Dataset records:

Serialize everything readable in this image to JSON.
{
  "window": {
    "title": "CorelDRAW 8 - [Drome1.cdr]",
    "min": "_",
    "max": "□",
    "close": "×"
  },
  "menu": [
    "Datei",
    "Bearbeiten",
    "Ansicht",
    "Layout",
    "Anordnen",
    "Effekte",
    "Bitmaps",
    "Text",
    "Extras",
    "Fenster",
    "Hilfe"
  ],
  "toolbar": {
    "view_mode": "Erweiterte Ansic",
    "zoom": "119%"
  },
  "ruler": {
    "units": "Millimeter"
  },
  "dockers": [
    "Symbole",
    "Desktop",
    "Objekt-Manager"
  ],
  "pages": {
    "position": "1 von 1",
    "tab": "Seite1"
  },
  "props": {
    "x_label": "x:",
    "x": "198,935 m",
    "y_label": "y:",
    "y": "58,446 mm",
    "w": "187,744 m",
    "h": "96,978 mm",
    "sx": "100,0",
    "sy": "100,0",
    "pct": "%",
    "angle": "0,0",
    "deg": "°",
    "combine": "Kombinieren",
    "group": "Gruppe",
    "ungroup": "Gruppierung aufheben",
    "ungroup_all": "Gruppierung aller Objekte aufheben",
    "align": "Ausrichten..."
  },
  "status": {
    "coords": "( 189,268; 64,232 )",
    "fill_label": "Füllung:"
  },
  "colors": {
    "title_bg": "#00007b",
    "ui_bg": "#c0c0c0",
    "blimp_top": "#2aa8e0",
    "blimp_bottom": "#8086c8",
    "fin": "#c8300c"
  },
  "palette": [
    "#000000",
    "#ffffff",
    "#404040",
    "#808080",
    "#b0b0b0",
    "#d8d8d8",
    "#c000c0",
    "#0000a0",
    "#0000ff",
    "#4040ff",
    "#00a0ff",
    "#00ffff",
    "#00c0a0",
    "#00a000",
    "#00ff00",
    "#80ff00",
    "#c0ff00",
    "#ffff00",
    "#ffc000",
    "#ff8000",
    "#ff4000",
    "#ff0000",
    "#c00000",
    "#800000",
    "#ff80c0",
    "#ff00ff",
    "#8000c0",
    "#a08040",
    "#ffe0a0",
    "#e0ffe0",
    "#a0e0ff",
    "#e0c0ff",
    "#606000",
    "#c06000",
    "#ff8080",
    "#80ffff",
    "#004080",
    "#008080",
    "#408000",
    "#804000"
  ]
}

# [What to work on]
All lines above containing the string "Gruppierung" are to be collected.

# [Output of the task]
    "ungroup": "Gruppierung aufheben",
    "ungroup_all": "Gruppierung aller Objekte aufheben",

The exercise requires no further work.